- [Requirements]
Retype the whole listing verbatim and keep the pictures out of it.
━━━━━ Material for this task ━━━━━
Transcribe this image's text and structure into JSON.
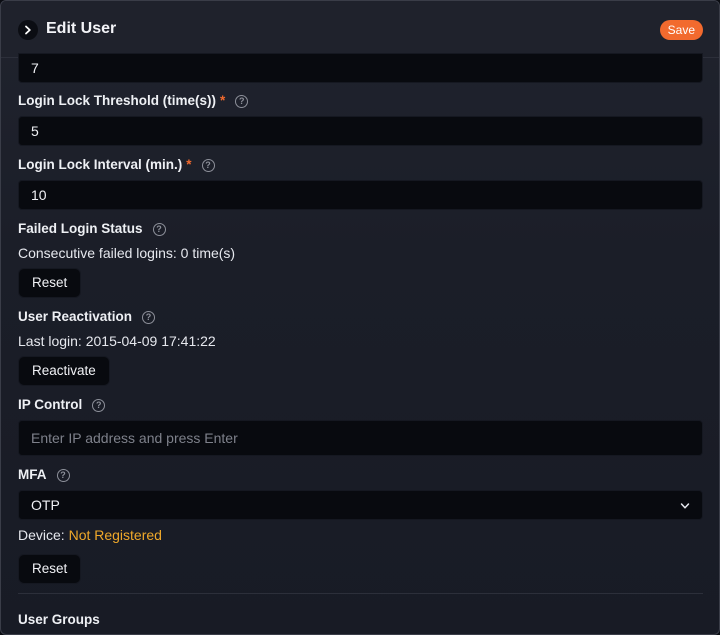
{
  "header": {
    "title": "Edit User",
    "save_label": "Save"
  },
  "fields": {
    "top_value": "7",
    "lock_threshold": {
      "label": "Login Lock Threshold (time(s))",
      "required": "*",
      "value": "5"
    },
    "lock_interval": {
      "label": "Login Lock Interval (min.)",
      "required": "*",
      "value": "10"
    },
    "failed_login": {
      "label": "Failed Login Status",
      "text": "Consecutive failed logins: 0 time(s)",
      "button": "Reset"
    },
    "reactivation": {
      "label": "User Reactivation",
      "text": "Last login: 2015-04-09 17:41:22",
      "button": "Reactivate"
    },
    "ip_control": {
      "label": "IP Control",
      "placeholder": "Enter IP address and press Enter"
    },
    "mfa": {
      "label": "MFA",
      "value": "OTP",
      "device_label": "Device: ",
      "device_status": "Not Registered",
      "button": "Reset"
    },
    "user_groups": {
      "label": "User Groups"
    }
  },
  "help_glyph": "?",
  "colors": {
    "accent": "#f26a2e",
    "warning": "#f0a92a"
  }
}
━━━━━
- [Expected output]
Transcribe this image's text and structure into JSON.
{
  "header": {
    "title": "Edit User",
    "save_label": "Save"
  },
  "fields": {
    "top_value": "7",
    "lock_threshold": {
      "label": "Login Lock Threshold (time(s))",
      "required": "*",
      "value": "5"
    },
    "lock_interval": {
      "label": "Login Lock Interval (min.)",
      "required": "*",
      "value": "10"
    },
    "failed_login": {
      "label": "Failed Login Status",
      "text": "Consecutive failed logins: 0 time(s)",
      "button": "Reset"
    },
    "reactivation": {
      "label": "User Reactivation",
      "text": "Last login: 2015-04-09 17:41:22",
      "button": "Reactivate"
    },
    "ip_control": {
      "label": "IP Control",
      "placeholder": "Enter IP address and press Enter"
    },
    "mfa": {
      "label": "MFA",
      "value": "OTP",
      "device_label": "Device: ",
      "device_status": "Not Registered",
      "button": "Reset"
    },
    "user_groups": {
      "label": "User Groups"
    }
  },
  "help_glyph": "?",
  "colors": {
    "accent": "#f26a2e",
    "warning": "#f0a92a"
  }
}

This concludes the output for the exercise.